_Exercise_
Transcribe the data in full and exactly, omitting any pictures.

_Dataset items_
------------------------

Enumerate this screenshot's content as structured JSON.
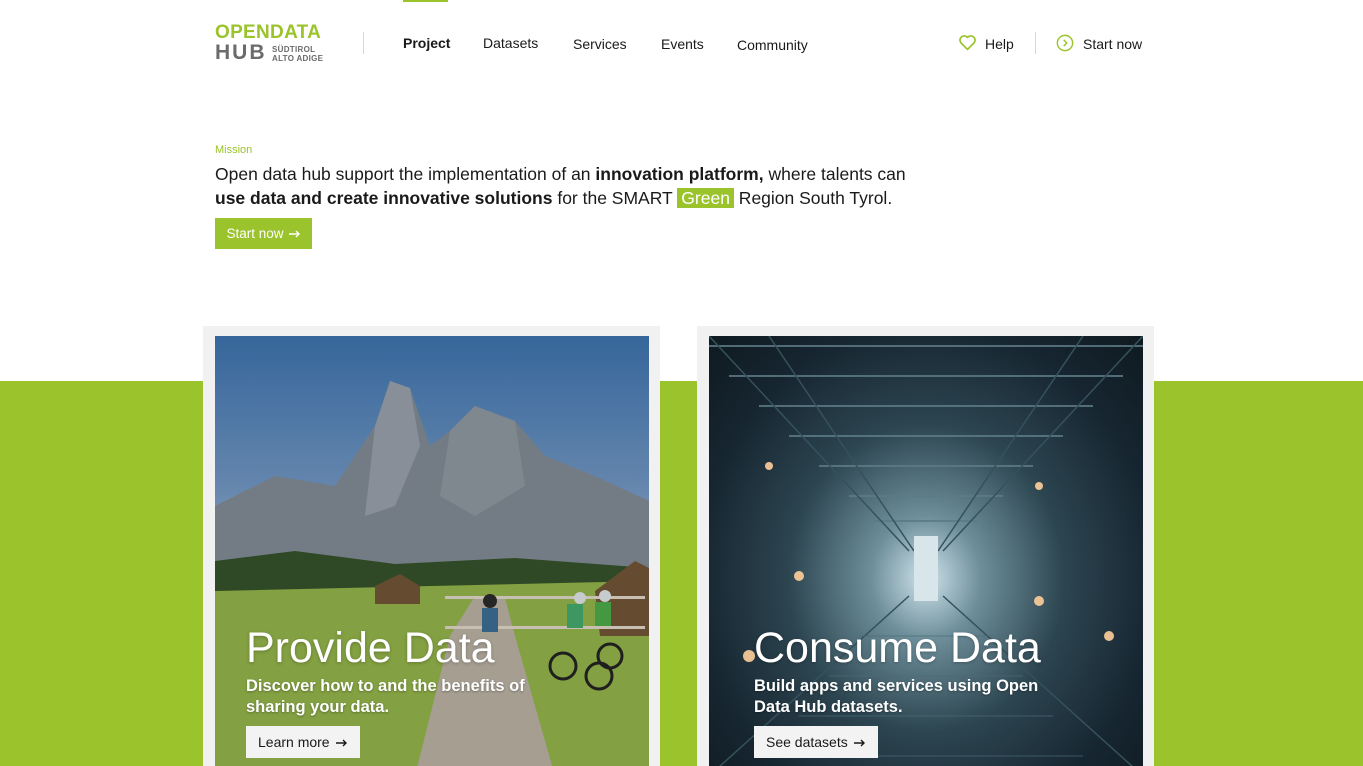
{
  "logo": {
    "line1": "OPENDATA",
    "line2": "HUB",
    "sub1": "SÜDTIROL",
    "sub2": "ALTO ADIGE"
  },
  "nav": {
    "items": [
      {
        "label": "Project",
        "active": true
      },
      {
        "label": "Datasets"
      },
      {
        "label": "Services"
      },
      {
        "label": "Events"
      },
      {
        "label": "Community"
      }
    ],
    "help_label": "Help",
    "start_label": "Start now"
  },
  "mission": {
    "label": "Mission",
    "t1": "Open data hub support the implementation of an ",
    "b1": "innovation platform,",
    "t2": " where talents can ",
    "b2": "use data and create innovative solutions",
    "t3": " for the SMART ",
    "highlight": "Green",
    "t4": " Region South Tyrol.",
    "cta_label": "Start now"
  },
  "cards": [
    {
      "title": "Provide Data",
      "description": "Discover how to and the benefits of sharing your data.",
      "button_label": "Learn more"
    },
    {
      "title": "Consume Data",
      "description": "Build apps and services using Open Data Hub datasets.",
      "button_label": "See datasets"
    }
  ],
  "colors": {
    "accent": "#9bc32b",
    "text": "#1a1a1a",
    "logo_gray": "#6b6b6b"
  },
  "icons": {
    "help": "heart-icon",
    "start": "chevron-right-circle-icon",
    "arrow": "arrow-right-icon"
  }
}
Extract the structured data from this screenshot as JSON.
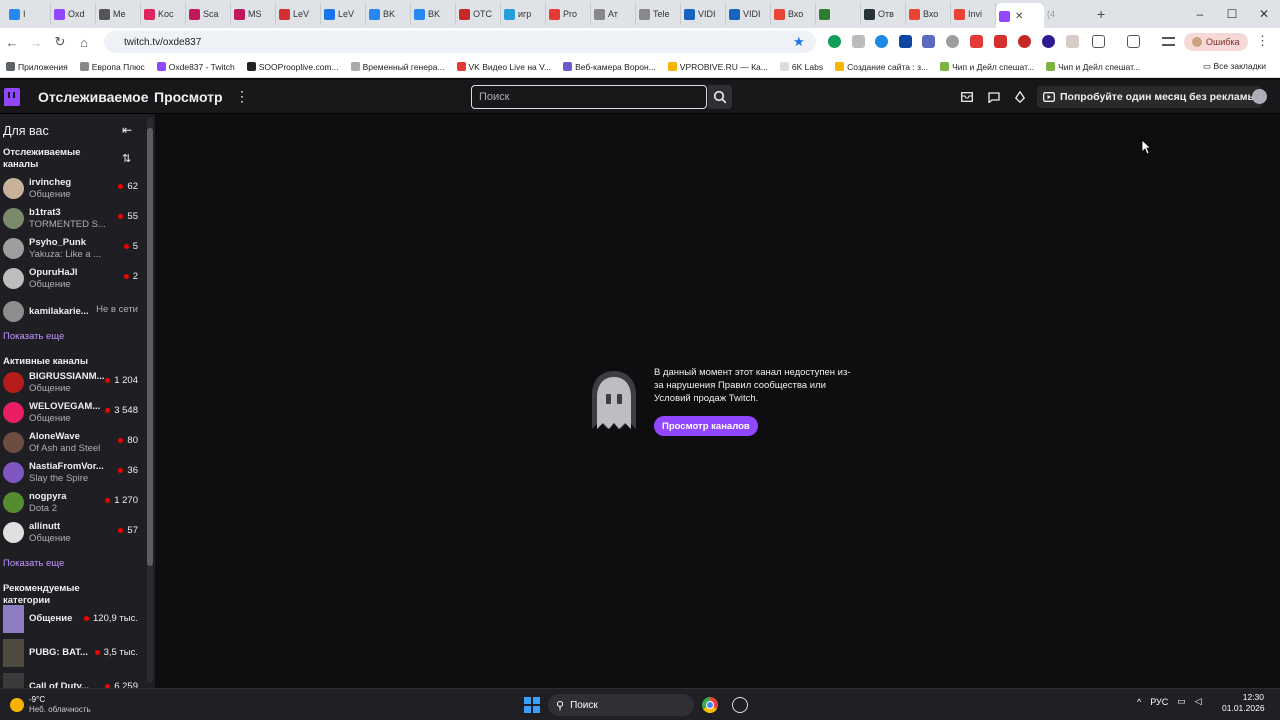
{
  "browser": {
    "tabs": [
      {
        "label": "I",
        "color": "#2787f5",
        "icon": "vk-icon"
      },
      {
        "label": "Oxd",
        "color": "#9147ff",
        "icon": "twitch-icon"
      },
      {
        "label": "Me",
        "color": "#555555",
        "icon": "page-icon"
      },
      {
        "label": "Koc",
        "color": "#e0245e",
        "icon": "page-icon"
      },
      {
        "label": "Sca",
        "color": "#c2185b",
        "icon": "page-icon"
      },
      {
        "label": "MS",
        "color": "#c2185b",
        "icon": "page-icon"
      },
      {
        "label": "LeV",
        "color": "#d32f2f",
        "icon": "page-icon"
      },
      {
        "label": "LeV",
        "color": "#1a73e8",
        "icon": "page-icon"
      },
      {
        "label": "BK",
        "color": "#2787f5",
        "icon": "vk-icon"
      },
      {
        "label": "BK",
        "color": "#2787f5",
        "icon": "vk-icon"
      },
      {
        "label": "OTC",
        "color": "#c62828",
        "icon": "page-icon"
      },
      {
        "label": "игр",
        "color": "#229ed9",
        "icon": "telegram-icon"
      },
      {
        "label": "Pro",
        "color": "#e53935",
        "icon": "page-icon"
      },
      {
        "label": "Ат",
        "color": "#888888",
        "icon": "page-icon"
      },
      {
        "label": "Tele",
        "color": "#888888",
        "icon": "page-icon"
      },
      {
        "label": "VIDI",
        "color": "#1565c0",
        "icon": "page-icon"
      },
      {
        "label": "VIDI",
        "color": "#1565c0",
        "icon": "page-icon"
      },
      {
        "label": "Вхо",
        "color": "#ea4335",
        "icon": "gmail-icon"
      },
      {
        "label": "",
        "color": "#2e7d32",
        "icon": "page-icon"
      },
      {
        "label": "Отв",
        "color": "#263238",
        "icon": "page-icon"
      },
      {
        "label": "Вхо",
        "color": "#ea4335",
        "icon": "gmail-icon"
      },
      {
        "label": "Invi",
        "color": "#ea4335",
        "icon": "gmail-icon"
      }
    ],
    "active_tab": {
      "color": "#9147ff",
      "close": "✕"
    },
    "extra_tab_label": "(4",
    "new_tab": "+",
    "url": "twitch.tv/oxde837",
    "profile_label": "Ошибка",
    "bookmarks": [
      {
        "label": "Приложения",
        "color": "#5f6368"
      },
      {
        "label": "Европа Плюс",
        "color": "#888888"
      },
      {
        "label": "Oxde837 - Twitch",
        "color": "#9147ff"
      },
      {
        "label": "SOOProoplive.com...",
        "color": "#222222"
      },
      {
        "label": "Временный генера...",
        "color": "#aaaaaa"
      },
      {
        "label": "VK Видео Live на V...",
        "color": "#e53935"
      },
      {
        "label": "Веб-камера Ворон...",
        "color": "#6a5acd"
      },
      {
        "label": "VPROBIVE.RU — Ка...",
        "color": "#f5b400"
      },
      {
        "label": "6K Labs",
        "color": "#dddddd"
      },
      {
        "label": "Создание сайта : з...",
        "color": "#f5b400"
      },
      {
        "label": "Чип и Дейл спешат...",
        "color": "#7cb342"
      },
      {
        "label": "Чип и Дейл спешат...",
        "color": "#7cb342"
      }
    ],
    "all_bookmarks": "Все закладки"
  },
  "twitch": {
    "nav": {
      "following": "Отслеживаемое",
      "browse": "Просмотр",
      "more": "⋮"
    },
    "search_placeholder": "Поиск",
    "ad_free": "Попробуйте один месяц без рекламы",
    "sidebar": {
      "title": "Для вас",
      "followed_title": "Отслеживаемые каналы",
      "followed": [
        {
          "name": "irvincheg",
          "game": "Общение",
          "viewers": "62",
          "avatar": "#c7b299"
        },
        {
          "name": "b1trat3",
          "game": "TORMENTED S...",
          "viewers": "55",
          "avatar": "#7b8a6a"
        },
        {
          "name": "Psyho_Punk",
          "game": "Yakuza: Like a ...",
          "viewers": "5",
          "avatar": "#9e9e9e"
        },
        {
          "name": "OpuruHaJl",
          "game": "Общение",
          "viewers": "2",
          "avatar": "#bdbdbd"
        }
      ],
      "offline": {
        "name": "kamilakarie...",
        "status": "Не в сети",
        "avatar": "#8d8d8d"
      },
      "show_more": "Показать еще",
      "active_title": "Активные каналы",
      "active": [
        {
          "name": "BIGRUSSIANM...",
          "game": "Общение",
          "viewers": "1 204",
          "avatar": "#b71c1c"
        },
        {
          "name": "WELOVEGAM...",
          "game": "Общение",
          "viewers": "3 548",
          "avatar": "#e91e63"
        },
        {
          "name": "AloneWave",
          "game": "Of Ash and Steel",
          "viewers": "80",
          "avatar": "#6d4c41"
        },
        {
          "name": "NastiaFromVor...",
          "game": "Slay the Spire",
          "viewers": "36",
          "avatar": "#7e57c2"
        },
        {
          "name": "nogpyra",
          "game": "Dota 2",
          "viewers": "1 270",
          "avatar": "#558b2f"
        },
        {
          "name": "allinutt",
          "game": "Общение",
          "viewers": "57",
          "avatar": "#e0e0e0"
        }
      ],
      "show_more_2": "Показать еще",
      "categories_title": "Рекомендуемые категории",
      "categories": [
        {
          "name": "Общение",
          "viewers": "120,9 тыс.",
          "thumb": "#8e7cc3"
        },
        {
          "name": "PUBG: BAT...",
          "viewers": "3,5 тыс.",
          "thumb": "#4e4a3f"
        },
        {
          "name": "Call of Duty...",
          "viewers": "6 259",
          "thumb": "#3b3b3b"
        }
      ]
    },
    "unavailable_message": "В данный момент этот канал недоступен из-за нарушения Правил сообщества или Условий продаж Twitch.",
    "browse_button": "Просмотр каналов",
    "accent": "#9147ff"
  },
  "taskbar": {
    "temp": "-9°C",
    "weather": "Неб. облачность",
    "search": "Поиск",
    "lang": "РУС",
    "time": "12:30",
    "date": "01.01.2026"
  }
}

------------------------

_Solution for this task_
Enumerate this screenshot's content as structured JSON.
{
  "logo": {
    "line1": "OPENDATA",
    "line2": "HUB",
    "sub1": "SÜDTIROL",
    "sub2": "ALTO ADIGE"
  },
  "nav": {
    "items": [
      {
        "label": "Project",
        "active": true
      },
      {
        "label": "Datasets"
      },
      {
        "label": "Services"
      },
      {
        "label": "Events"
      },
      {
        "label": "Community"
      }
    ],
    "help_label": "Help",
    "start_label": "Start now"
  },
  "mission": {
    "label": "Mission",
    "t1": "Open data hub support the implementation of an ",
    "b1": "innovation platform,",
    "t2": " where talents can ",
    "b2": "use data and create innovative solutions",
    "t3": " for the SMART ",
    "highlight": "Green",
    "t4": " Region South Tyrol.",
    "cta_label": "Start now"
  },
  "cards": [
    {
      "title": "Provide Data",
      "description": "Discover how to and the benefits of sharing your data.",
      "button_label": "Learn more"
    },
    {
      "title": "Consume Data",
      "description": "Build apps and services using Open Data Hub datasets.",
      "button_label": "See datasets"
    }
  ],
  "colors": {
    "accent": "#9bc32b",
    "text": "#1a1a1a",
    "logo_gray": "#6b6b6b"
  },
  "icons": {
    "help": "heart-icon",
    "start": "chevron-right-circle-icon",
    "arrow": "arrow-right-icon"
  }
}
Extract the structured data from this screenshot as JSON.
{
  "browser": {
    "tabs": [
      {
        "label": "I",
        "color": "#2787f5",
        "icon": "vk-icon"
      },
      {
        "label": "Oxd",
        "color": "#9147ff",
        "icon": "twitch-icon"
      },
      {
        "label": "Me",
        "color": "#555555",
        "icon": "page-icon"
      },
      {
        "label": "Koc",
        "color": "#e0245e",
        "icon": "page-icon"
      },
      {
        "label": "Sca",
        "color": "#c2185b",
        "icon": "page-icon"
      },
      {
        "label": "MS",
        "color": "#c2185b",
        "icon": "page-icon"
      },
      {
        "label": "LeV",
        "color": "#d32f2f",
        "icon": "page-icon"
      },
      {
        "label": "LeV",
        "color": "#1a73e8",
        "icon": "page-icon"
      },
      {
        "label": "BK",
        "color": "#2787f5",
        "icon": "vk-icon"
      },
      {
        "label": "BK",
        "color": "#2787f5",
        "icon": "vk-icon"
      },
      {
        "label": "OTC",
        "color": "#c62828",
        "icon": "page-icon"
      },
      {
        "label": "игр",
        "color": "#229ed9",
        "icon": "telegram-icon"
      },
      {
        "label": "Pro",
        "color": "#e53935",
        "icon": "page-icon"
      },
      {
        "label": "Ат",
        "color": "#888888",
        "icon": "page-icon"
      },
      {
        "label": "Tele",
        "color": "#888888",
        "icon": "page-icon"
      },
      {
        "label": "VIDI",
        "color": "#1565c0",
        "icon": "page-icon"
      },
      {
        "label": "VIDI",
        "color": "#1565c0",
        "icon": "page-icon"
      },
      {
        "label": "Вхо",
        "color": "#ea4335",
        "icon": "gmail-icon"
      },
      {
        "label": "",
        "color": "#2e7d32",
        "icon": "page-icon"
      },
      {
        "label": "Отв",
        "color": "#263238",
        "icon": "page-icon"
      },
      {
        "label": "Вхо",
        "color": "#ea4335",
        "icon": "gmail-icon"
      },
      {
        "label": "Invi",
        "color": "#ea4335",
        "icon": "gmail-icon"
      }
    ],
    "active_tab": {
      "color": "#9147ff",
      "close": "✕"
    },
    "extra_tab_label": "(4",
    "new_tab": "+",
    "url": "twitch.tv/oxde837",
    "profile_label": "Ошибка",
    "bookmarks": [
      {
        "label": "Приложения",
        "color": "#5f6368"
      },
      {
        "label": "Европа Плюс",
        "color": "#888888"
      },
      {
        "label": "Oxde837 - Twitch",
        "color": "#9147ff"
      },
      {
        "label": "SOOProoplive.com...",
        "color": "#222222"
      },
      {
        "label": "Временный генера...",
        "color": "#aaaaaa"
      },
      {
        "label": "VK Видео Live на V...",
        "color": "#e53935"
      },
      {
        "label": "Веб-камера Ворон...",
        "color": "#6a5acd"
      },
      {
        "label": "VPROBIVE.RU — Ка...",
        "color": "#f5b400"
      },
      {
        "label": "6K Labs",
        "color": "#dddddd"
      },
      {
        "label": "Создание сайта : з...",
        "color": "#f5b400"
      },
      {
        "label": "Чип и Дейл спешат...",
        "color": "#7cb342"
      },
      {
        "label": "Чип и Дейл спешат...",
        "color": "#7cb342"
      }
    ],
    "all_bookmarks": "Все закладки"
  },
  "twitch": {
    "nav": {
      "following": "Отслеживаемое",
      "browse": "Просмотр",
      "more": "⋮"
    },
    "search_placeholder": "Поиск",
    "ad_free": "Попробуйте один месяц без рекламы",
    "sidebar": {
      "title": "Для вас",
      "followed_title": "Отслеживаемые каналы",
      "followed": [
        {
          "name": "irvincheg",
          "game": "Общение",
          "viewers": "62",
          "avatar": "#c7b299"
        },
        {
          "name": "b1trat3",
          "game": "TORMENTED S...",
          "viewers": "55",
          "avatar": "#7b8a6a"
        },
        {
          "name": "Psyho_Punk",
          "game": "Yakuza: Like a ...",
          "viewers": "5",
          "avatar": "#9e9e9e"
        },
        {
          "name": "OpuruHaJl",
          "game": "Общение",
          "viewers": "2",
          "avatar": "#bdbdbd"
        }
      ],
      "offline": {
        "name": "kamilakarie...",
        "status": "Не в сети",
        "avatar": "#8d8d8d"
      },
      "show_more": "Показать еще",
      "active_title": "Активные каналы",
      "active": [
        {
          "name": "BIGRUSSIANM...",
          "game": "Общение",
          "viewers": "1 204",
          "avatar": "#b71c1c"
        },
        {
          "name": "WELOVEGAM...",
          "game": "Общение",
          "viewers": "3 548",
          "avatar": "#e91e63"
        },
        {
          "name": "AloneWave",
          "game": "Of Ash and Steel",
          "viewers": "80",
          "avatar": "#6d4c41"
        },
        {
          "name": "NastiaFromVor...",
          "game": "Slay the Spire",
          "viewers": "36",
          "avatar": "#7e57c2"
        },
        {
          "name": "nogpyra",
          "game": "Dota 2",
          "viewers": "1 270",
          "avatar": "#558b2f"
        },
        {
          "name": "allinutt",
          "game": "Общение",
          "viewers": "57",
          "avatar": "#e0e0e0"
        }
      ],
      "show_more_2": "Показать еще",
      "categories_title": "Рекомендуемые категории",
      "categories": [
        {
          "name": "Общение",
          "viewers": "120,9 тыс.",
          "thumb": "#8e7cc3"
        },
        {
          "name": "PUBG: BAT...",
          "viewers": "3,5 тыс.",
          "thumb": "#4e4a3f"
        },
        {
          "name": "Call of Duty...",
          "viewers": "6 259",
          "thumb": "#3b3b3b"
        }
      ]
    },
    "unavailable_message": "В данный момент этот канал недоступен из-за нарушения Правил сообщества или Условий продаж Twitch.",
    "browse_button": "Просмотр каналов",
    "accent": "#9147ff"
  },
  "taskbar": {
    "temp": "-9°C",
    "weather": "Неб. облачность",
    "search": "Поиск",
    "lang": "РУС",
    "time": "12:30",
    "date": "01.01.2026"
  }
}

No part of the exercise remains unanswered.